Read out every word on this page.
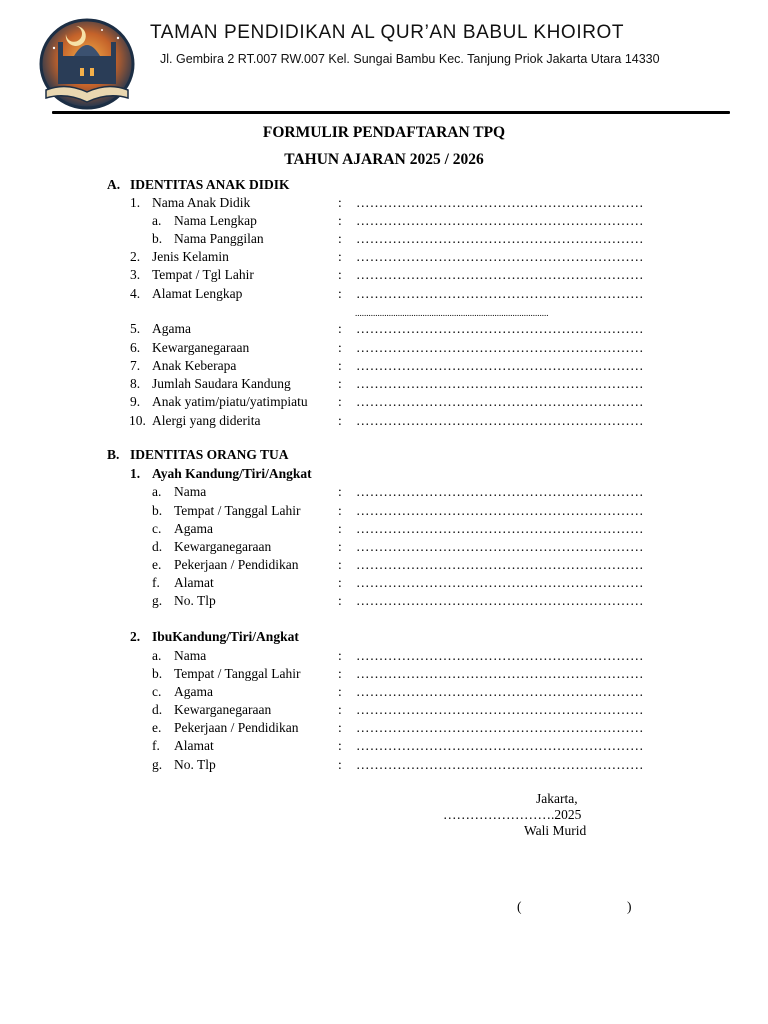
TAMAN PENDIDIKAN AL QUR’AN BABUL KHOIROT
Jl. Gembira 2 RT.007 RW.007 Kel. Sungai Bambu Kec. Tanjung Priok Jakarta Utara 14330
FORMULIR PENDAFTARAN TPQ
TAHUN AJARAN 2025 / 2026
A. IDENTITAS ANAK DIDIK
1. Nama Anak Didik	: ………………………………………………………
a. Nama Lengkap	: ………………………………………………………
b. Nama Panggilan	: ………………………………………………………
2. Jenis Kelamin	: ………………………………………………………
3. Tempat / Tgl Lahir	: ………………………………………………………
4. Alamat Lengkap	: ………………………………………………………
5. Agama	: ………………………………………………………
6. Kewarganegaraan	: ………………………………………………………
7. Anak Keberapa	: ………………………………………………………
8. Jumlah Saudara Kandung	: ………………………………………………………
9. Anak yatim/piatu/yatimpiatu : ………………………………………………………
10. Alergi yang diderita	: ………………………………………………………
......................................................................................
B. IDENTITAS ORANG TUA
1. Ayah Kandung/Tiri/Angkat
a. Nama	: ………………………………………………………
b. Tempat / Tanggal Lahir	: ………………………………………………………
c. Agama	: ………………………………………………………
d. Kewarganegaraan	: ………………………………………………………
e. Pekerjaan / Pendidikan	: ………………………………………………………
f. Alamat	: ………………………………………………………
g. No. Tlp	: ………………………………………………………
2. IbuKandung/Tiri/Angkat
a. Nama	: ………………………………………………………
b. Tempat / Tanggal Lahir	: ………………………………………………………
c. Agama	: ………………………………………………………
d. Kewarganegaraan	: ………………………………………………………
e. Pekerjaan / Pendidikan	: ………………………………………………………
f. Alamat	: ………………………………………………………
g. No. Tlp	: ………………………………………………………
Jakarta,
…………………….2025
Wali Murid
(	)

*****

▸ SHORT EXERCISE
Return nothing except the number of lines that include the string "Angkat".

▸ SOLUTION TO THIS TASK
2